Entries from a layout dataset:
+--
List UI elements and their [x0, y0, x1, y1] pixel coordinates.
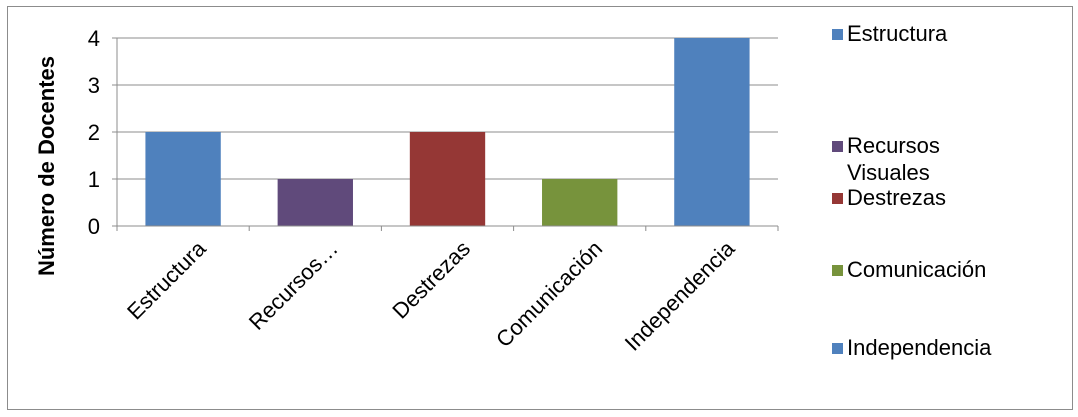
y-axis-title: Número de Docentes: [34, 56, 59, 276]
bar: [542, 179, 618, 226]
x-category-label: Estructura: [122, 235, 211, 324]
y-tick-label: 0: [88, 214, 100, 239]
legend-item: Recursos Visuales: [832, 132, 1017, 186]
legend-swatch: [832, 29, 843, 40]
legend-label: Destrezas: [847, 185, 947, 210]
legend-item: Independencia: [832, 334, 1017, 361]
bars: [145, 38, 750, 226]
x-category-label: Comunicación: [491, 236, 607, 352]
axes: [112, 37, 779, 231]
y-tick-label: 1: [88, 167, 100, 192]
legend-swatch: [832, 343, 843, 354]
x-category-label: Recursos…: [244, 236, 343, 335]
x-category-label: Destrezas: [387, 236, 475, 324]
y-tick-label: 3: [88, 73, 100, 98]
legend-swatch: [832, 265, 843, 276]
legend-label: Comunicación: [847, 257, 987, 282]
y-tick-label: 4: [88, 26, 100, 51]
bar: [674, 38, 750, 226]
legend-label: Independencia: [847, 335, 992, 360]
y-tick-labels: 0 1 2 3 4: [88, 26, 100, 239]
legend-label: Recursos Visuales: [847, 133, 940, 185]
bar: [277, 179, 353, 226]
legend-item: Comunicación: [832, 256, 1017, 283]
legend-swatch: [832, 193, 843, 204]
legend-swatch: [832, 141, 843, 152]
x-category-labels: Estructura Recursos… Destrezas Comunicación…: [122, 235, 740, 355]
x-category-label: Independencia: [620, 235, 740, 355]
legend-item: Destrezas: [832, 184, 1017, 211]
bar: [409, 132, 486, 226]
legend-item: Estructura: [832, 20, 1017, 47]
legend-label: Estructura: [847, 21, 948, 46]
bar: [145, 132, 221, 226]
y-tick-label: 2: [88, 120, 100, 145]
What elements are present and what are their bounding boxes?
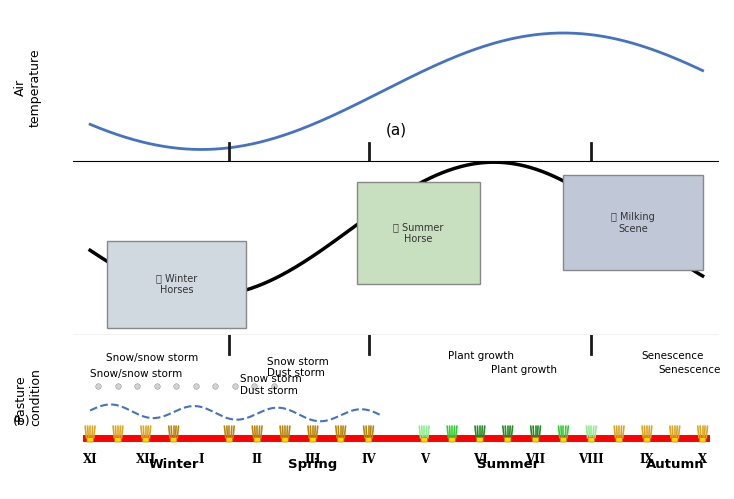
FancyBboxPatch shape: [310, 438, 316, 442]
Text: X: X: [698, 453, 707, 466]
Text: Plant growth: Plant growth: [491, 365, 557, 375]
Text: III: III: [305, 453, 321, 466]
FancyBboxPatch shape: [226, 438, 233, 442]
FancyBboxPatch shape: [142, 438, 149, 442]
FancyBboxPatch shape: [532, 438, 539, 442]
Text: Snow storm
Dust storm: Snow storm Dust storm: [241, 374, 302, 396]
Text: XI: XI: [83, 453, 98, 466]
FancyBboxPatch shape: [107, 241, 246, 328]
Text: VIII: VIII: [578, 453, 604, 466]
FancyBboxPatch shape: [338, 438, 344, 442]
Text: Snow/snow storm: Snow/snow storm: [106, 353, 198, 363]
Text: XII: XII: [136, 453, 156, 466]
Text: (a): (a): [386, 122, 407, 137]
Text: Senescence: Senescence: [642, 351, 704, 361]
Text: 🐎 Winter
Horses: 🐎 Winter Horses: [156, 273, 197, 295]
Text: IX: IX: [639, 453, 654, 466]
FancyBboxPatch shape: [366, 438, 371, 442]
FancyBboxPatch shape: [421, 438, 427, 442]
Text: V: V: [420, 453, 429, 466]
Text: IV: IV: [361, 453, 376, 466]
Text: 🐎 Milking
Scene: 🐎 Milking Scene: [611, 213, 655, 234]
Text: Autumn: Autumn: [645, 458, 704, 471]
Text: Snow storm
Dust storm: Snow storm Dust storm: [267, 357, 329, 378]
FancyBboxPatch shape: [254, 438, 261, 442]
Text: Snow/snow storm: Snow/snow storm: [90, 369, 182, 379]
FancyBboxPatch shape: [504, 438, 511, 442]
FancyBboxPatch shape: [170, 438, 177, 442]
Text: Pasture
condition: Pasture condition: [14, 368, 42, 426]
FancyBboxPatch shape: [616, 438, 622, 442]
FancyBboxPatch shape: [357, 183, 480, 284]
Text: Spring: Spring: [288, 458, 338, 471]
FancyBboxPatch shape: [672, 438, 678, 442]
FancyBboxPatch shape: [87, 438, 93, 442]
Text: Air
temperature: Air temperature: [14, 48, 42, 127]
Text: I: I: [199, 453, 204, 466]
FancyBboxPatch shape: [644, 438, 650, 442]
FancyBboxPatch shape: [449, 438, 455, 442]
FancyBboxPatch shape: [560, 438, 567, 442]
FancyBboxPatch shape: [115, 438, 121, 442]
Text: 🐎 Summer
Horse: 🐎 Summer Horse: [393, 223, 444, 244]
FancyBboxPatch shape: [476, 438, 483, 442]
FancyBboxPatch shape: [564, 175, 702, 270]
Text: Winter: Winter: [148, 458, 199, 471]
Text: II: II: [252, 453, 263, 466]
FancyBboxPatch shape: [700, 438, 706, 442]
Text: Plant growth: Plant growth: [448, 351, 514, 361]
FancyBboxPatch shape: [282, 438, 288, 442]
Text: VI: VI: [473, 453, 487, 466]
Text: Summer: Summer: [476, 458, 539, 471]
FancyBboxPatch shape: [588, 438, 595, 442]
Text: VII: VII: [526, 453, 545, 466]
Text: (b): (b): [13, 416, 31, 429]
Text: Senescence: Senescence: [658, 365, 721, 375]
+--
* [THE EXERCISE]: Locate each line in the rows above that contains the string "Independencia", and copy those lines in full.

* [WRITTEN SOLUTION]:
legend-item: Independencia: [832, 334, 1017, 361]
legend-label: Independencia: [847, 335, 992, 360]
x-category-label: Independencia: [620, 235, 740, 355]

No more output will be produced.